_Excerpted text:_
⁂

Paul suggests this in 1 Corinthians 11:10: For this cause ought the woman to have power on her head because of the angels. We know that Paul uses the word "angel" (angelos) to refer both to the loyal spirits of God (2 Thessalonians 1:7) and to the rebellious cohorts of Satan (1 Corinthians 6:3, Romans 8:38). The context here may suggest that Paul has in mind the latter application of the word. It is not merely the propriety of the veil which concerns him. He recognizes that a woman who is unprotected by her husband's authority and priesthood is open to (evil) angelic influence.
  Paul understood that women are vulnerable to spiritual attack, especially along the lines of deception, and that their protection is found in coming under a man's priesthood authority. This is the reason for his otherwise puzzling advice in 1 Timothy 2:12-14:

  But l suffer not a woman to teach, nor to usurp authority over the man, but to be in silence. For Adam was first formed, then Eve. And Adam was not deceived, but the woman being deceived was in the transgression.

  Women can contribute much as teachers of children and of other women. They can prophesy and pray publicly (Joel 2:28,29; 1 Corinthians 11:5), but they are not to formulate doctrine or to set themselves up as leaders over men in the church.
  How much evil has come upon home and church because women have lost the protective shield of a husband's priesthood authority! We have let Satan beguile us into believing that it is degrading for a wife to be submissive and obedient to her husband's authority. The whole teaching is dismissed as a foolish vaunting of the "male ego", a Neanderthal vestige which our enlightened age has happily outgrown. Isaiah saw our day:

  As for my people, children are their oppressors, and women rule over them. O my people, they which lead thee cause thee to err, and destroy the way of thy paths. (Isaiah 3:12)

⁂

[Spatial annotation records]
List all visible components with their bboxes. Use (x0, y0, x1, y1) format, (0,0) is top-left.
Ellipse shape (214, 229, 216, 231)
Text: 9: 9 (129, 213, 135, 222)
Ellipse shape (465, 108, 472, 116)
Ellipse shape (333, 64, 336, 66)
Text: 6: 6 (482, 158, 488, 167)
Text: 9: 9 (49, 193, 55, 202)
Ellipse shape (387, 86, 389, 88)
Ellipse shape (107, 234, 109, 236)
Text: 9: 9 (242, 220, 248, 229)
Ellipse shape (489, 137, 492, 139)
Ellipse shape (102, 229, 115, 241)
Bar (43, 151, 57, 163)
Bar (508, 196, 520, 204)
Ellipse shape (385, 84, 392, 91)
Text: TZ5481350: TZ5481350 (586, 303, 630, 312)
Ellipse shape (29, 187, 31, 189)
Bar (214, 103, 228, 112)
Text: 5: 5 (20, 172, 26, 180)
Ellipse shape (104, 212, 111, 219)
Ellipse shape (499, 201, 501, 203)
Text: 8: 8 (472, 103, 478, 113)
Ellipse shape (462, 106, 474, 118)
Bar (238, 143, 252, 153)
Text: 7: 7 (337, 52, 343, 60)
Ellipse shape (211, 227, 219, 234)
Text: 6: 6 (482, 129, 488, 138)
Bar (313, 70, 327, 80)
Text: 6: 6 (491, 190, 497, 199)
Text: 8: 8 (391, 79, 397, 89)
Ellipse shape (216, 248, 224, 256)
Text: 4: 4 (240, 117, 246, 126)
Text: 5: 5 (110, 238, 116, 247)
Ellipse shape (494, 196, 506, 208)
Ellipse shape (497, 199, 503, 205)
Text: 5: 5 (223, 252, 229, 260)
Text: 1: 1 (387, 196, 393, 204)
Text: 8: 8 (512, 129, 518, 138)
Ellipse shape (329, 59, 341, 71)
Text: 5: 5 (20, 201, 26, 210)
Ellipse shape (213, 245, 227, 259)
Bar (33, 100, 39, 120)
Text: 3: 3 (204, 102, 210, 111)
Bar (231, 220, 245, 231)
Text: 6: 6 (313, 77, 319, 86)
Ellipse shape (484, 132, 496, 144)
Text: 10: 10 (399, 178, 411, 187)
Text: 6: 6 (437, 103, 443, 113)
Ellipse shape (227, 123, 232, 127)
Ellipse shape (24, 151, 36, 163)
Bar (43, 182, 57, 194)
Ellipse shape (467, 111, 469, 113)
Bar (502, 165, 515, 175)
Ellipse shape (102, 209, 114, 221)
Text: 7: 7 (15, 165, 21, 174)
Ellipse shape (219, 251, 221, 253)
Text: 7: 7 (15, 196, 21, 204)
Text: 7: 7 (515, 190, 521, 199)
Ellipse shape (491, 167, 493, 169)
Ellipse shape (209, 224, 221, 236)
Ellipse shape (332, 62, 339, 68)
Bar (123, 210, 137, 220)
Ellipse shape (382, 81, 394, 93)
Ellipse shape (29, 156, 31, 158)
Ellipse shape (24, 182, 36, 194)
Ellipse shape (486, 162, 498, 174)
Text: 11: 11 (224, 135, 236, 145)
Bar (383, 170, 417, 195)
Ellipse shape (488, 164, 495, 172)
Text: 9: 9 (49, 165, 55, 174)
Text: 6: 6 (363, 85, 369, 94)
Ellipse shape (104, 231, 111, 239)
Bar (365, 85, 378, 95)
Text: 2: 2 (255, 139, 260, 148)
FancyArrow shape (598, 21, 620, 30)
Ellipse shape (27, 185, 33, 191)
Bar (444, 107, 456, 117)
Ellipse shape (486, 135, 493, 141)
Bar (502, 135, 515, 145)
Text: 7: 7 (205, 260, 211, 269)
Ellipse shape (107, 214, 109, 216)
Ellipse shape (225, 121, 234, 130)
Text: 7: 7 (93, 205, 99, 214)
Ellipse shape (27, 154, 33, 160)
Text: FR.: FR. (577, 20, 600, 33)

⁂

_Exercise prompt:_
Quote everything in the excerpt on Paul's teaching about women, from "But l suffer" down to "in the transgression.".

_Answer to the task:_
But l suffer not a woman to teach, nor to usurp authority over the man, but to be in silence. For Adam was first formed, then Eve. And Adam was not deceived, but the woman being deceived was in the transgression.